__Exercise directions__.
Images appear in the records below; leave them out and repeat everything else exactly.

__Records for this exercise__.
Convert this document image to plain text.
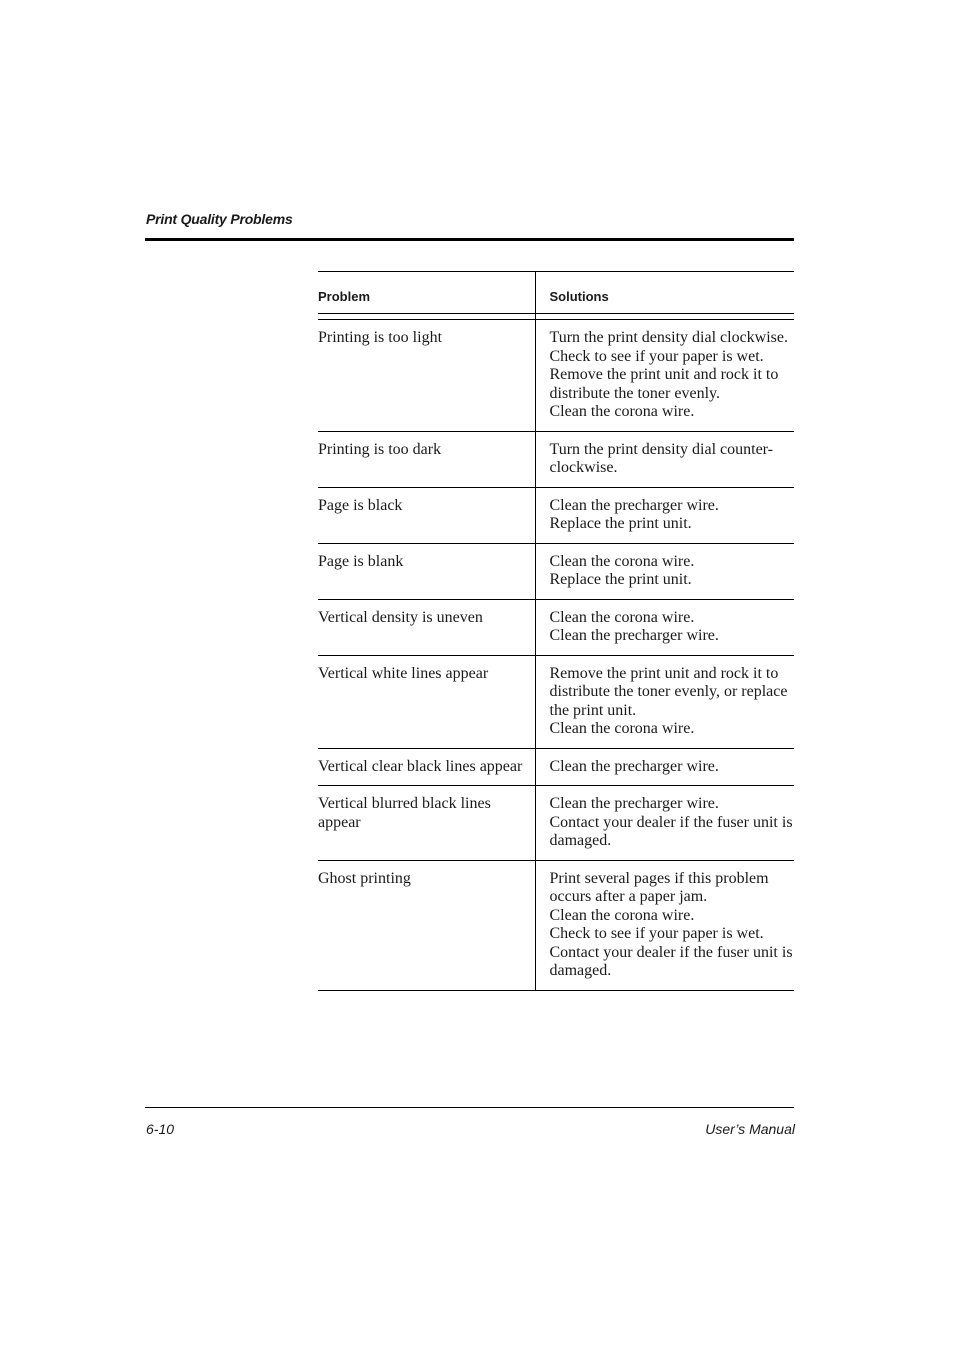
Print Quality Problems
Problem	Solutions

Printing is too light	Turn the print density dial clockwise.
Check to see if your paper is wet.
Remove the print unit and rock it to distribute the toner evenly.
Clean the corona wire.

Printing is too dark	Turn the print density dial counter-clockwise.

Page is black	Clean the precharger wire.
Replace the print unit.

Page is blank	Clean the corona wire.
Replace the print unit.

Vertical density is uneven	Clean the corona wire.
Clean the precharger wire.

Vertical white lines appear	Remove the print unit and rock it to distribute the toner evenly, or replace the print unit.
Clean the corona wire.

Vertical clear black lines appear	Clean the precharger wire.

Vertical blurred black lines appear	Clean the precharger wire.
Contact your dealer if the fuser unit is damaged.

Ghost printing	Print several pages if this problem occurs after a paper jam.
Clean the corona wire.
Check to see if your paper is wet.
Contact your dealer if the fuser unit is damaged.
6-10	User’s Manual
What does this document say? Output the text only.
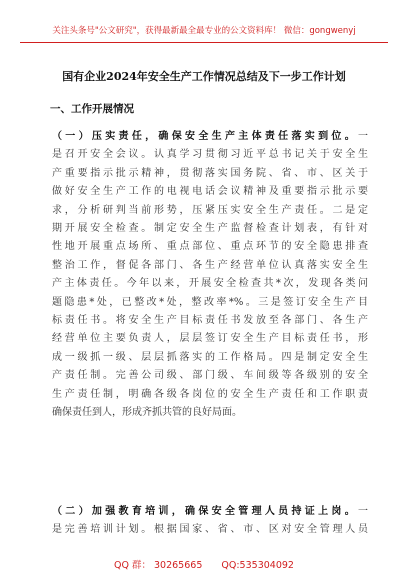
关注头条号"公文研究"，获得最新最全最专业的公文资料库！ 微信：gongwenyj
国有企业2024年安全生产工作情况总结及下一步工作计划
一、工作开展情况
（一）压实责任，确保安全生产主体责任落实到位。一
是召开安全会议。认真学习贯彻习近平总书记关于安全生
产重要指示批示精神，贯彻落实国务院、省、市、区关于
做好安全生产工作的电视电话会议精神及重要指示批示要
求，分析研判当前形势，压紧压实安全生产责任。二是定
期开展安全检查。制定安全生产监督检查计划表，有针对
性地开展重点场所、重点部位、重点环节的安全隐患排查
整治工作，督促各部门、各生产经营单位认真落实安全生
产主体责任。今年以来，开展安全检查共*次，发现各类问
题隐患*处，已整改*处，整改率*%。三是签订安全生产目
标责任书。将安全生产目标责任书发放至各部门、各生产
经营单位主要负责人，层层签订安全生产目标责任书，形
成一级抓一级、层层抓落实的工作格局。四是制定安全生
产责任制。完善公司级、部门级、车间级等各级别的安全
生产责任制，明确各级各岗位的安全生产责任和工作职责
确保责任到人，形成齐抓共管的良好局面。
（二）加强教育培训，确保安全管理人员持证上岗。一
是完善培训计划。根据国家、省、市、区对安全管理人员
QQ 群： 30265665 QQ:535304092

__The result__.
Convert this document image to plain text.
Print Quality Problems
Problem	Solutions

Printing is too light	Turn the print density dial clockwise.
Check to see if your paper is wet.
Remove the print unit and rock it to distribute the toner evenly.
Clean the corona wire.

Printing is too dark	Turn the print density dial counter-clockwise.

Page is black	Clean the precharger wire.
Replace the print unit.

Page is blank	Clean the corona wire.
Replace the print unit.

Vertical density is uneven	Clean the corona wire.
Clean the precharger wire.

Vertical white lines appear	Remove the print unit and rock it to distribute the toner evenly, or replace the print unit.
Clean the corona wire.

Vertical clear black lines appear	Clean the precharger wire.

Vertical blurred black lines appear	Clean the precharger wire.
Contact your dealer if the fuser unit is damaged.

Ghost printing	Print several pages if this problem occurs after a paper jam.
Clean the corona wire.
Check to see if your paper is wet.
Contact your dealer if the fuser unit is damaged.
6-10	User’s Manual
What does this document say? Output the text only.
关注头条号"公文研究"，获得最新最全最专业的公文资料库！ 微信：gongwenyj
国有企业2024年安全生产工作情况总结及下一步工作计划
一、工作开展情况
（一）压实责任，确保安全生产主体责任落实到位。一
是召开安全会议。认真学习贯彻习近平总书记关于安全生
产重要指示批示精神，贯彻落实国务院、省、市、区关于
做好安全生产工作的电视电话会议精神及重要指示批示要
求，分析研判当前形势，压紧压实安全生产责任。二是定
期开展安全检查。制定安全生产监督检查计划表，有针对
性地开展重点场所、重点部位、重点环节的安全隐患排查
整治工作，督促各部门、各生产经营单位认真落实安全生
产主体责任。今年以来，开展安全检查共*次，发现各类问
题隐患*处，已整改*处，整改率*%。三是签订安全生产目
标责任书。将安全生产目标责任书发放至各部门、各生产
经营单位主要负责人，层层签订安全生产目标责任书，形
成一级抓一级、层层抓落实的工作格局。四是制定安全生
产责任制。完善公司级、部门级、车间级等各级别的安全
生产责任制，明确各级各岗位的安全生产责任和工作职责
确保责任到人，形成齐抓共管的良好局面。
（二）加强教育培训，确保安全管理人员持证上岗。一
是完善培训计划。根据国家、省、市、区对安全管理人员
QQ 群： 30265665 QQ:535304092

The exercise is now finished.